Entries with figure data
==========

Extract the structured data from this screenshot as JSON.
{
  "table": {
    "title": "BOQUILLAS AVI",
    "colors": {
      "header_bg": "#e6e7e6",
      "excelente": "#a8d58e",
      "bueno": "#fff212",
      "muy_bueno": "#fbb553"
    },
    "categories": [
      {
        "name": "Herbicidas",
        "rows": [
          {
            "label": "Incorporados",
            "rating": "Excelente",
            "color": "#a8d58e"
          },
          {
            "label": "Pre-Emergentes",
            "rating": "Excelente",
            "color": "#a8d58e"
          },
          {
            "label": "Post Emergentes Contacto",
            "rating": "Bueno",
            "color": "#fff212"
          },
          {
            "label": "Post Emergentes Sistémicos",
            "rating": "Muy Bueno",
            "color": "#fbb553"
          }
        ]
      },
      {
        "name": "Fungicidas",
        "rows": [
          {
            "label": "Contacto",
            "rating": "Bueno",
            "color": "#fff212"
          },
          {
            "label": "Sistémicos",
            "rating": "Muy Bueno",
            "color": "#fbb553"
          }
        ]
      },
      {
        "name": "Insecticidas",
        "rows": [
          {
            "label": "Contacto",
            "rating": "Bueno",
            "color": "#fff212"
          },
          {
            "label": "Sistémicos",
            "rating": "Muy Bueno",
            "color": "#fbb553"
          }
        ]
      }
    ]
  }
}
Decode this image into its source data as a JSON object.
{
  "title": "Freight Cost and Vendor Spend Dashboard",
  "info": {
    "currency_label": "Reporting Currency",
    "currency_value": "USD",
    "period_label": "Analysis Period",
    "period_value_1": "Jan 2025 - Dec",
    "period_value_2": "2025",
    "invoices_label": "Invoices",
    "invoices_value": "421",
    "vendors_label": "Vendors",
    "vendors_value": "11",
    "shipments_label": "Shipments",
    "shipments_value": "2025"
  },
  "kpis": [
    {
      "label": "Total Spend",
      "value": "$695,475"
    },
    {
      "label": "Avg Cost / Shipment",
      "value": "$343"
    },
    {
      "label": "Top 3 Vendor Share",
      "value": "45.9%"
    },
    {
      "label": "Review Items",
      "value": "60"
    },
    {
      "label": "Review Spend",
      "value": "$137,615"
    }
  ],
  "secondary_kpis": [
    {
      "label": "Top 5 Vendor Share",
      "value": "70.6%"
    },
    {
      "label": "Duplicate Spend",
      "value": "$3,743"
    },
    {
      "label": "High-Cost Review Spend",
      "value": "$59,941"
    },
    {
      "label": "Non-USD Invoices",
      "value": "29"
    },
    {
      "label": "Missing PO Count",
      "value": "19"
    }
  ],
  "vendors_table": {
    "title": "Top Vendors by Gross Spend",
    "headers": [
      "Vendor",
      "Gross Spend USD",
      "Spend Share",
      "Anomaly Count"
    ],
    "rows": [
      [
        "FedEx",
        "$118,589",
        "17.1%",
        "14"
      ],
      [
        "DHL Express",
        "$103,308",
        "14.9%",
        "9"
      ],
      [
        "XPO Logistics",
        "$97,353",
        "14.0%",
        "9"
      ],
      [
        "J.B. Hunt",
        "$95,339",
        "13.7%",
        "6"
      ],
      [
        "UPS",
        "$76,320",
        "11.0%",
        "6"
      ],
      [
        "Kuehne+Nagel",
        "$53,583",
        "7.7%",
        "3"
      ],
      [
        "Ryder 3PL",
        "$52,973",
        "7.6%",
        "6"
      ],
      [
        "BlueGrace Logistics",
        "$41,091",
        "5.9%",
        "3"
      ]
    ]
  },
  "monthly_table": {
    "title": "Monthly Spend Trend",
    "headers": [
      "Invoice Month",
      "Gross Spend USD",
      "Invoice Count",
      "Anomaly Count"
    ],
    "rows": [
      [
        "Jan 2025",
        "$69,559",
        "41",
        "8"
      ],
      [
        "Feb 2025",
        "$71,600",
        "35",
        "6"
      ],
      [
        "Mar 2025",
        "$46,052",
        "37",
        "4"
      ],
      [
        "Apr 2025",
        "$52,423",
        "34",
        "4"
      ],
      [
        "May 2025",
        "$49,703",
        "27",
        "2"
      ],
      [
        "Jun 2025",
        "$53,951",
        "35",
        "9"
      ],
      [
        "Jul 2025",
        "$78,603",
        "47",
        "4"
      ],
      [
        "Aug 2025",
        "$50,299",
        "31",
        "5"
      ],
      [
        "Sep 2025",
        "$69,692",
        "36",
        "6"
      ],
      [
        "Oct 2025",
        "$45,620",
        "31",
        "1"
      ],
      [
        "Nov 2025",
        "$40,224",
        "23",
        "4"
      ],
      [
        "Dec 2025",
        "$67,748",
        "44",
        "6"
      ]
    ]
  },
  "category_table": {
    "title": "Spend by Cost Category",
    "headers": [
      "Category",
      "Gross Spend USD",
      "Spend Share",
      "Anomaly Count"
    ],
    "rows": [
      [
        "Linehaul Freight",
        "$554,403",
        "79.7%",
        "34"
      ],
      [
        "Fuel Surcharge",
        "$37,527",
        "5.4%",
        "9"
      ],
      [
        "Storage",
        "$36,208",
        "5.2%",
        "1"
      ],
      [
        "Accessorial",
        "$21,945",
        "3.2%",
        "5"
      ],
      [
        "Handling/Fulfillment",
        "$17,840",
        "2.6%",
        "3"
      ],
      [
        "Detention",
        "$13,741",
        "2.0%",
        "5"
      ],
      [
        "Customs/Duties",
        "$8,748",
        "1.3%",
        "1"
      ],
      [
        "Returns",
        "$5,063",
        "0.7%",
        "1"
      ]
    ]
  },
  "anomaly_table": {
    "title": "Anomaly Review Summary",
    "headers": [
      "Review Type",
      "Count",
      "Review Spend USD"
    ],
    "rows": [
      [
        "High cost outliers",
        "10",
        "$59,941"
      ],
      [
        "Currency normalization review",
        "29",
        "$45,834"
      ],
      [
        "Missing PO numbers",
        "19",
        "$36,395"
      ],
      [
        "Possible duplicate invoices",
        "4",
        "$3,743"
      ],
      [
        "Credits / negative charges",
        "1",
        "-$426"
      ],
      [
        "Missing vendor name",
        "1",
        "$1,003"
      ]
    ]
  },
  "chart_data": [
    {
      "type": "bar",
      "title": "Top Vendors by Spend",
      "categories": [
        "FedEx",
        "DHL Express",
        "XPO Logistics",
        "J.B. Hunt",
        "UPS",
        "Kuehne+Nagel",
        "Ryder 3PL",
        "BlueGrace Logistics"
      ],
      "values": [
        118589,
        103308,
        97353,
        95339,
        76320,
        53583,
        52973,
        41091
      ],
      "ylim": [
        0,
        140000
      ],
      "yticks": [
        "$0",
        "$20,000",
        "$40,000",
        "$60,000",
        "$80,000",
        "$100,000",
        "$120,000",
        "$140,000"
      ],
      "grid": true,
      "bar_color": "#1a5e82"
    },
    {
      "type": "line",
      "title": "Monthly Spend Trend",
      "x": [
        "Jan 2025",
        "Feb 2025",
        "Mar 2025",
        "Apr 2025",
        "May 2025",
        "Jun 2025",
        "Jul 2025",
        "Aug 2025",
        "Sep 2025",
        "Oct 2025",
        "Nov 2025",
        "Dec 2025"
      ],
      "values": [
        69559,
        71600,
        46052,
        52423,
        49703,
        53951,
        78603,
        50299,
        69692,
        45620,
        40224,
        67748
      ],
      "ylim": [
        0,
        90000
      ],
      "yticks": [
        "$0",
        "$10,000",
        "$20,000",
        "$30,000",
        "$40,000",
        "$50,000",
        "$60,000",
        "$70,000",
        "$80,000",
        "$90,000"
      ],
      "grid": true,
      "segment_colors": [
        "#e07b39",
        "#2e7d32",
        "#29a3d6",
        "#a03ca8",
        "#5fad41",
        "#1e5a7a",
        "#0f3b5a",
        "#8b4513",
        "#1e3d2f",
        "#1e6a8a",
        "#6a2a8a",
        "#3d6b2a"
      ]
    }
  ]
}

==========

Exercise instructions. Every line in the data that holds "BlueGrace" should be copied out.

Result of this task.
        "BlueGrace Logistics",
        "BlueGrace Logistics"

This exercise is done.